Tally the lines of the data that include the word "JSON" and state the total, nothing else.

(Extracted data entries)
_ _ _
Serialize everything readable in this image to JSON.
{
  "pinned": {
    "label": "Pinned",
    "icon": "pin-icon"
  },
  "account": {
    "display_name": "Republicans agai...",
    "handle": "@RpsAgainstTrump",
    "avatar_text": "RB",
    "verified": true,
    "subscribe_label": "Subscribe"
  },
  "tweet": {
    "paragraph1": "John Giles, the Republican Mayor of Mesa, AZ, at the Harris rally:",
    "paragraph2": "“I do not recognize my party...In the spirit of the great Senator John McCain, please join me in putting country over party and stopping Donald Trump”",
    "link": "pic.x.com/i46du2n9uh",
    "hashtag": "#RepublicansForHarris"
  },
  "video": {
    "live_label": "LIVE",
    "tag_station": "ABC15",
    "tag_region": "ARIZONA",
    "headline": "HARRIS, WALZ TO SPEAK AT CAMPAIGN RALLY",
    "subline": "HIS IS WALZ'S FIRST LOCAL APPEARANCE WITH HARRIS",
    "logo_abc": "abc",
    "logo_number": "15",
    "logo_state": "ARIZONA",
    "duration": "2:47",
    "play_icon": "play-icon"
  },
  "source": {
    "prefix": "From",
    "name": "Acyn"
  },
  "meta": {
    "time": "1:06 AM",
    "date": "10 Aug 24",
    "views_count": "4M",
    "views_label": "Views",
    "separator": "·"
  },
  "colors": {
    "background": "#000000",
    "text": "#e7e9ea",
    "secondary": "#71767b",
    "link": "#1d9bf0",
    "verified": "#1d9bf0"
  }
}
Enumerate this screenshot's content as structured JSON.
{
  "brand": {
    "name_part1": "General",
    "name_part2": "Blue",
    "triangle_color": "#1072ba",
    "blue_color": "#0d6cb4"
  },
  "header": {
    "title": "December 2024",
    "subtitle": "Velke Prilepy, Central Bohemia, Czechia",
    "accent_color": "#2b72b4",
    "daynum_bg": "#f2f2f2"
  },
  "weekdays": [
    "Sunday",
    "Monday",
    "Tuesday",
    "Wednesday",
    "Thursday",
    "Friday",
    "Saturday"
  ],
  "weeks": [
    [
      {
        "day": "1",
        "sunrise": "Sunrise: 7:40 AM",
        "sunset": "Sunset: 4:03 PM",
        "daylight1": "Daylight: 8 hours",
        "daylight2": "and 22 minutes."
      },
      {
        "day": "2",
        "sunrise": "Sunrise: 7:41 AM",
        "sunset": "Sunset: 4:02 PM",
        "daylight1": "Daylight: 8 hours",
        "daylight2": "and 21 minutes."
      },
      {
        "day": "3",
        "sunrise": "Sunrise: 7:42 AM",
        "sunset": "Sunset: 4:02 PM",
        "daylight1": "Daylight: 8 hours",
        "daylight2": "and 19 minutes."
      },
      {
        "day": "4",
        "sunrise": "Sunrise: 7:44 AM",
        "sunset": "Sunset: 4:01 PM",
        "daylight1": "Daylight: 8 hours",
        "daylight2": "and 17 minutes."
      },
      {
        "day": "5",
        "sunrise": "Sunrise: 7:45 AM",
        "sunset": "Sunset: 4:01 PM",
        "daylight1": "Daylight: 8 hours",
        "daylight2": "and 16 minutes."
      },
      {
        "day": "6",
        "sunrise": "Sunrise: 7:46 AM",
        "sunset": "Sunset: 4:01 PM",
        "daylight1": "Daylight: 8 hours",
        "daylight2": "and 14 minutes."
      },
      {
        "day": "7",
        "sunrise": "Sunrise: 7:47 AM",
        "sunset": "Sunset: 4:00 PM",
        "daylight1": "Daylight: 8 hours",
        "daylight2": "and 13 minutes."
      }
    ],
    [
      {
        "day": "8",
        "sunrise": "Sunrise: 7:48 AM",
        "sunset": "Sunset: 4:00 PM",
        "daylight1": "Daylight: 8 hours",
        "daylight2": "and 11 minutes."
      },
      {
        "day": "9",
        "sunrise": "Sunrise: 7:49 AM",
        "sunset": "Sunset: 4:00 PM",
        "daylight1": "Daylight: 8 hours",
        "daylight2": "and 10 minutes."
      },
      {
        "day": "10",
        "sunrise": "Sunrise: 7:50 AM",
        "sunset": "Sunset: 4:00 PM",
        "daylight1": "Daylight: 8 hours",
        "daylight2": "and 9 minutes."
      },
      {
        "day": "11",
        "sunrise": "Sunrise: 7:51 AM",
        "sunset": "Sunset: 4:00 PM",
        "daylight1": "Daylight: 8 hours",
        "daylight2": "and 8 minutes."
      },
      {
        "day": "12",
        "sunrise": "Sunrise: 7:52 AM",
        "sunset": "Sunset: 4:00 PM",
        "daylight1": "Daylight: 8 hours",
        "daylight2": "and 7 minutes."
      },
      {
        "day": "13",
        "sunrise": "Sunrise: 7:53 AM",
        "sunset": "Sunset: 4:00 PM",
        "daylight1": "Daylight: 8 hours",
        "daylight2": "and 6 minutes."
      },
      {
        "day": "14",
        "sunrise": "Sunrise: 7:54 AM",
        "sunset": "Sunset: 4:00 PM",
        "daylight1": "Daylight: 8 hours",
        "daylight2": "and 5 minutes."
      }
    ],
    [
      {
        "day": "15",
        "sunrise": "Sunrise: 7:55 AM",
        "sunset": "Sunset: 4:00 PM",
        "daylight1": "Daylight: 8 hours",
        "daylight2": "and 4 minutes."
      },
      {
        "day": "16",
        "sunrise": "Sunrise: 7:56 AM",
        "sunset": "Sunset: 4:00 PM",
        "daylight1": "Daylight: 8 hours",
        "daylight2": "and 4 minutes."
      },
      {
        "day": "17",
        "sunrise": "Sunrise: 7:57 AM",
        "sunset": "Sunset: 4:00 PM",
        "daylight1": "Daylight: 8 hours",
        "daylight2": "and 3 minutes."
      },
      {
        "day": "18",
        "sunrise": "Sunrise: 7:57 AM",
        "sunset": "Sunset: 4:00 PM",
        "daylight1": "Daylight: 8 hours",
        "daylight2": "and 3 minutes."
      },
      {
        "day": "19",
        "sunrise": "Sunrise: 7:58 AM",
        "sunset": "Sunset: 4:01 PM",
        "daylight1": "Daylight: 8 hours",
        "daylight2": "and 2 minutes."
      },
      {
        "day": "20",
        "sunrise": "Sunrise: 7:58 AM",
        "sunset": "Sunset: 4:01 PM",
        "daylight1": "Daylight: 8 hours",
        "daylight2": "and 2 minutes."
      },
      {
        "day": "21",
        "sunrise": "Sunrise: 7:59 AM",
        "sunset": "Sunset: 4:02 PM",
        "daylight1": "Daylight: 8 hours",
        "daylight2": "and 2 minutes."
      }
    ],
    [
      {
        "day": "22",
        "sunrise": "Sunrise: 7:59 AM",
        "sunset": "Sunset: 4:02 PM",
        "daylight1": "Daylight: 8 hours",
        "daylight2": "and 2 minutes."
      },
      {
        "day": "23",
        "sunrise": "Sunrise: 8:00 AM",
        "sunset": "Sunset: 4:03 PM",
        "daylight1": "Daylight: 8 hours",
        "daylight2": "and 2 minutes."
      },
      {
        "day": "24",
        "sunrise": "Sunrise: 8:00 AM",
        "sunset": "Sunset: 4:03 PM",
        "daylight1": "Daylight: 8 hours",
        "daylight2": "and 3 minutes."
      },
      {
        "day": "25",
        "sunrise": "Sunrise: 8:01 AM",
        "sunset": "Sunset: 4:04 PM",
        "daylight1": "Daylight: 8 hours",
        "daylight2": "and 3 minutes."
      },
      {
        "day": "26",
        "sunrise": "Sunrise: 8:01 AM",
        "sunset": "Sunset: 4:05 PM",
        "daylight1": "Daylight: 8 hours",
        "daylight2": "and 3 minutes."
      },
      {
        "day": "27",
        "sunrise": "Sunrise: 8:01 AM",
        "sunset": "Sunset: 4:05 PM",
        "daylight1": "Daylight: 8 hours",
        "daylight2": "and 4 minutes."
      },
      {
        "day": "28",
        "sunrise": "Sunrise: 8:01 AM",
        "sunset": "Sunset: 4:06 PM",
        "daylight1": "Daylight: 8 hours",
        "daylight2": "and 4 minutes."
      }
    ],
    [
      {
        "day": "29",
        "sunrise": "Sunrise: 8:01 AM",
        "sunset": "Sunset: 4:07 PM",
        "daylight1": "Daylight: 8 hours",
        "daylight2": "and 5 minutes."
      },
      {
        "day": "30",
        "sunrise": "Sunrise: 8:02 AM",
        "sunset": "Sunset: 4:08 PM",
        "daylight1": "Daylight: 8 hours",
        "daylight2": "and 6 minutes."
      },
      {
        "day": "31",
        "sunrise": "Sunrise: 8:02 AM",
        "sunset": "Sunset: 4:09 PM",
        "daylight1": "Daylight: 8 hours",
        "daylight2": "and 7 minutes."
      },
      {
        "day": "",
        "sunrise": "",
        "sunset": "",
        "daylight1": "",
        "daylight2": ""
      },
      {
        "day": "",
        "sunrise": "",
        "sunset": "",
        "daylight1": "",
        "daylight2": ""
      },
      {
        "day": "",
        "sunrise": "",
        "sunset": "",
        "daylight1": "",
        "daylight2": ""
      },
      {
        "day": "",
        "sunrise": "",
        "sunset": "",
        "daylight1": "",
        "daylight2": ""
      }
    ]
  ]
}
_ _ _
◆ Solution for this task ◆
2